This is going to be an overly simplistic description of the Internet (and
probably inaccurate in some details) but I hope it conveys the analogy.

The most unique thing of all on the Ethernet is the MAC address which is
assigned to the NIC at the lowest layer. Just numbers and letters. Only the
computers and network hardware deal with this number.

Under the TCP/IP protocol for Ethernet communication, an IP address is
assigned to the NIC/MAC address. Just numbers with no meaning.  Sometimes
humans actually use the IP address, but it is mostly used by the computers.

IP addresses have to be unique world-wide to make the Internet work. The
Internet Corporation for Assigned Names and Numbers (ICANN- www.icann.org)
provides that uniqueness by assigning all the IP numbers in unique blocks or
ranges of numbers to "Internet Registries".  There are Regional, National
and Local Internet Registries that subdivide and "license" IP addresses to
ISPs, who in turn license IP addresses to organizations. Some organizations
are so big that they bypass any ISP.  So, there is a heirarchy of how the
"unique identifiers" are managed.  There is in fact a central authority, but
it delegates to decentralized authorities. Is there an analogy for BioGUIDs
to have a central body who divvies out the unique numbers (like IP
addresses) to decentralized bodies or large organizations?

Since IP addresses are hard to memorize (and so too would be a BioGUID),
"domain names" are used. Starting with a domain name, you can first find the
name and/or IP address of a device, called the Domain Name Server, that can
locate the IP address of other computers.  This is a form of indirect
addressing.  ICANN also manages the top-level namespace for the Internet.
They decide what the valid domain "extensions" are (like .com, .uk) so that
everybody, everywhere knows where to look them up.  Then, the domain name
extensions are separated among the Regional, National, and Local Interent
Registries around the world.  There is a scheme for where to find the IP
addresses for every domain extension (e.g. .com is on the ARIN registry,
.com.uk is on the ).

Then there is a layer of Domain Registrars who have been accredited by ICANN
to assign domain names for the domain extensions - e.g. tdwg.org.

The domain name registrars are told by the owner of the domain where to find
their particular Domain Name Servers which may be many to enable redundancy
- Primary, Secondary, Tertiary, etc.  These redundant Domain Name Servers
synchronize with each other at particular times of day and may be located
all around the world.  They are the main "switchboard" for a particular
organizations computer names and associated IP addresses.

☆ ☆ ☆

Translate this sentence from the text on Internet addressing into Spanish: "IP addresses have to be unique world-wide to make the Internet work."

▶ Stored rows
☆ ☆ ☆

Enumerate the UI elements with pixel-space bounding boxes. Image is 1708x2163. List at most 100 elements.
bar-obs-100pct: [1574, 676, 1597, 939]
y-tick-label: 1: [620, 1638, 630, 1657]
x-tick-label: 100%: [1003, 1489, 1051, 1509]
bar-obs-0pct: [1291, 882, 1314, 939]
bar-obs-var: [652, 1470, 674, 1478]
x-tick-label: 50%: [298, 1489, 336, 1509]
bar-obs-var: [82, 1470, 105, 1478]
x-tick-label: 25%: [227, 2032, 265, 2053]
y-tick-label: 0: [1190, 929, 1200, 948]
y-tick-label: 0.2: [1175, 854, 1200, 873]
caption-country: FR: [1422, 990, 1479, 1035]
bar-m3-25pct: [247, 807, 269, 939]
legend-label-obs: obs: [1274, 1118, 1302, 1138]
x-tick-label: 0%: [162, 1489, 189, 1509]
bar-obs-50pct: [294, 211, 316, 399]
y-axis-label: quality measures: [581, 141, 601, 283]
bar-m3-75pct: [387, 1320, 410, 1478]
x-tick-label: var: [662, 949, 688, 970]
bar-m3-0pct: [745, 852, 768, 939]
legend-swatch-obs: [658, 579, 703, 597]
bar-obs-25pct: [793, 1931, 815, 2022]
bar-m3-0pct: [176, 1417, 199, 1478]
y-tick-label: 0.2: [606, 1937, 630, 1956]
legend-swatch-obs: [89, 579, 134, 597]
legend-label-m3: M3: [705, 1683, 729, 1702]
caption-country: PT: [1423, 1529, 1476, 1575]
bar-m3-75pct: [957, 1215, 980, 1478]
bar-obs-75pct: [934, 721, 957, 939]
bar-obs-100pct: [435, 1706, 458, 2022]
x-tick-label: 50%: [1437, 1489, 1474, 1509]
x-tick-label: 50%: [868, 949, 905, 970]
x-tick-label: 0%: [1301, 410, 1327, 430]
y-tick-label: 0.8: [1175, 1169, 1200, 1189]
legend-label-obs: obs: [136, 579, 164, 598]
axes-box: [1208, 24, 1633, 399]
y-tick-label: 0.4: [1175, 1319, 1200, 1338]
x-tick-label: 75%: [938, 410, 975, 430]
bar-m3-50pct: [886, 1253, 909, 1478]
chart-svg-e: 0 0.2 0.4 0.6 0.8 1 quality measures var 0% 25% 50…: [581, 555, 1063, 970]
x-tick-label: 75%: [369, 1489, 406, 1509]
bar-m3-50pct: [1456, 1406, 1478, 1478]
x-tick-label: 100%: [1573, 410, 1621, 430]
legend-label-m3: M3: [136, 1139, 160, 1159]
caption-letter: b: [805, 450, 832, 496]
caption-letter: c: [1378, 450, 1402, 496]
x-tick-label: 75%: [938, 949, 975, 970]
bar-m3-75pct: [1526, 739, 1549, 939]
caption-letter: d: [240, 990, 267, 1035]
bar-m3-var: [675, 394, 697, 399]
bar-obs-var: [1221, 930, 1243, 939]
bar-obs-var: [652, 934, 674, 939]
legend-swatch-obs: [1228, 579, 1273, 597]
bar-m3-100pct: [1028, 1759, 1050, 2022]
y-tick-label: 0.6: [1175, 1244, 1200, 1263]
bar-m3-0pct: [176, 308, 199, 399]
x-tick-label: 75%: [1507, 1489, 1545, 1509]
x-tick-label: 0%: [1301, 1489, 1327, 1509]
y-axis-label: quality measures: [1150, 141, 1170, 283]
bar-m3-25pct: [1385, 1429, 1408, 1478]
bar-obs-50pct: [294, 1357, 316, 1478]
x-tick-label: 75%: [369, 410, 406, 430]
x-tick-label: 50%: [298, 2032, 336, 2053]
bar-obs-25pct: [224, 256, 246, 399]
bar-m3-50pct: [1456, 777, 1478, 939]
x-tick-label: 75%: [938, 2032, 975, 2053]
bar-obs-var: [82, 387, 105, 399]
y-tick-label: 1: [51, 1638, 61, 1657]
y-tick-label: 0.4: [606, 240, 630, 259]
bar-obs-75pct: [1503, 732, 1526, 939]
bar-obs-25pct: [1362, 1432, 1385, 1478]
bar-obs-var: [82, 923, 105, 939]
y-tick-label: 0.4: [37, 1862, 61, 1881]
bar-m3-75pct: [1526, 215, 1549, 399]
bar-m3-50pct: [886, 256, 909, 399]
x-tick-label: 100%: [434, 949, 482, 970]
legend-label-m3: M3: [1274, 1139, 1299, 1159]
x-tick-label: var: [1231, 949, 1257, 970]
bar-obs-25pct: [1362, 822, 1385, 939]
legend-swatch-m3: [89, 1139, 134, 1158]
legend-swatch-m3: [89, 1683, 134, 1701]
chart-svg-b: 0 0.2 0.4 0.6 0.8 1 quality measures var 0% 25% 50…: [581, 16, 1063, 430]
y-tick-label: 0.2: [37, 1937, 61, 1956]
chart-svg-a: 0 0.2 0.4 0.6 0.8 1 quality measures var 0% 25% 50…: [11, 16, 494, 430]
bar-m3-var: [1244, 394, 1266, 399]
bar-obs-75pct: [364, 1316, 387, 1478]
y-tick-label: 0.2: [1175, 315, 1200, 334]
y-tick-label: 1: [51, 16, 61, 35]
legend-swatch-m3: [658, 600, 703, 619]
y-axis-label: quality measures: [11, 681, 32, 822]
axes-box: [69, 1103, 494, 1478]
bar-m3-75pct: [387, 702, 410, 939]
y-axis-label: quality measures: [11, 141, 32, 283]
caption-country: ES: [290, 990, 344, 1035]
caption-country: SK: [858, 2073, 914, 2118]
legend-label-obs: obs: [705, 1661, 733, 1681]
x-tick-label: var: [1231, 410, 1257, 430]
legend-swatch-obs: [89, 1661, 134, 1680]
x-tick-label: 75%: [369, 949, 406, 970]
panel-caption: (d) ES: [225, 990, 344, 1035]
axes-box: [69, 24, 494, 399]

☆ ☆ ☆

▶ Answer for the task
Las direcciones IP tienen que ser únicas en todo el mundo para que Internet funcione.